-- Testo citato --
= = = = = = =
L’inutile tortura
di Tito Boeri (La Stampa, 05.09.2006)
Succede, con regolarità, ad ogni ritorno dalle ferie. E’ una tortura consueta, quanto inutile. Si apprende dai giornali che, nel tentativo di far quadrare i conti dello Stato, l’esecutivo intende ritoccare le pensioni. Poi non se ne fa nulla. Rimane solo lo spavento che spinge molti alla fuga, il si salvi chi può. Eppure i ritocchi che vanno apportati al nostro sistema pensionistico non servono a coprire falle nel bilancio del prossimo anno. Si tratta di aggiustamenti che guardano molto più in là e che, se fatti davvero, potrebbero evitarci queste inutili torture.
Il problema è noto, quasi banale. Negli ultimi 40 anni, abbiamo guadagnato circa 10 anni di vita. La longevità è cresciuta a un ritmo impressionante e imprevisto: due anni e mezzo ogni dieci. Al tempo stesso, abbiamo lavorato sempre di meno. I nati nel 1925 lavoravano, in media 45 anni mentre i nati nel 1945 lavorano 8 anni in meno. Il fatto è che si inizia a lavorare più tardi e ci si ritira prima dalla vita attiva: negli Anni 60 si andava in pensione a 63 anni, oggi a 59. Ne consegue che le pensioni oggi vengono erogate per molti più anni, quindi costano di più. Queste quiescenze sempre più costose vengono pagate da chi lavora, con la promessa che, quando andrà in pensione, sarà trattato allo stesso modo. Ma il maggiore costo delle pensioni unito al calo delle nascite (quindi del numero di coloro che in futuro pagheranno le pensioni di chi si ritira dalla vita attiva) hanno reso questo patto intergenerazionale iniquo e insostenibile.
Oggi chi lavora versa, tra contributi e tasse sui redditi, circa il 45% dei propri salari a chi è in pensione e che, a suo tempo aveva trasferito ai pensionati di allora non più del 30% del proprio stipendio. Di più, chi ha iniziato a lavorare negli ultimi 10 anni sa che riceverà una pensione molto più bassa (dal 20 al 30% inferiore, in rapporto all’ultimo salario), di chi va oggi in pensione. La tassa imposta dal pagamento delle pensioni su chi lavora sta diventando così alta che i datori di lavoro la pagano sempre di meno: si creano posti che prevedono contributi previdenziali più bassi (dai co.co.co. ai contratti a progetto) e si pagano salari più bassi, il che significa che la tassa viene fatta pagare solo ai lavoratori. Chi oggi inizia a lavorare ha un salario netto di ingresso del 15% inferiore a chi iniziava lavorare dieci anni fa.
= = = = = = =
-- Materiale fornito --
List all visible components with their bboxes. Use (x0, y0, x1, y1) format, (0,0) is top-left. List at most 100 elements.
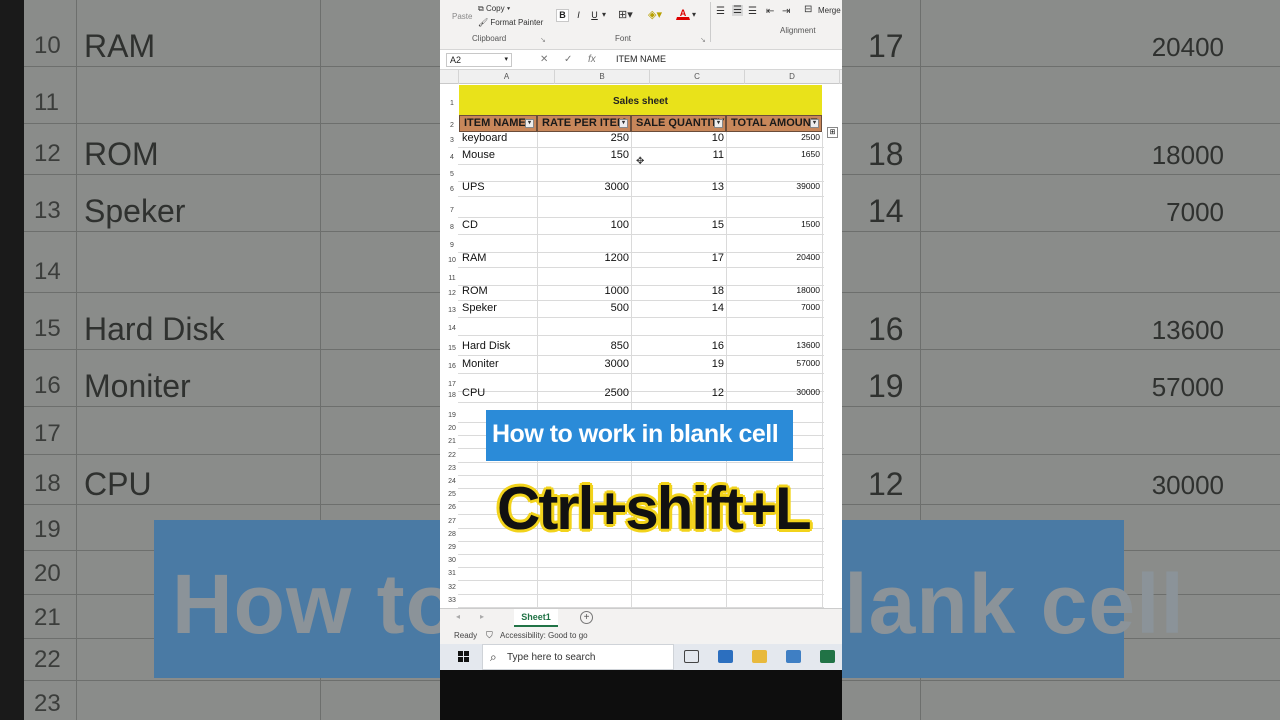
= = = = = = =
-- Consegna --
Trascrivi dall'articolo sulle pensioni il passo che comincia con "L’inutile tortura" e termina con "queste inutili torture.". I dati costituiscono un materiale a sé, distinto dall'articolo sulle pensioni.

-- Risultato finale --
L’inutile tortura
di Tito Boeri (La Stampa, 05.09.2006)
Succede, con regolarità, ad ogni ritorno dalle ferie. E’ una tortura consueta, quanto inutile. Si apprende dai giornali che, nel tentativo di far quadrare i conti dello Stato, l’esecutivo intende ritoccare le pensioni. Poi non se ne fa nulla. Rimane solo lo spavento che spinge molti alla fuga, il si salvi chi può. Eppure i ritocchi che vanno apportati al nostro sistema pensionistico non servono a coprire falle nel bilancio del prossimo anno. Si tratta di aggiustamenti che guardano molto più in là e che, se fatti davvero, potrebbero evitarci queste inutili torture.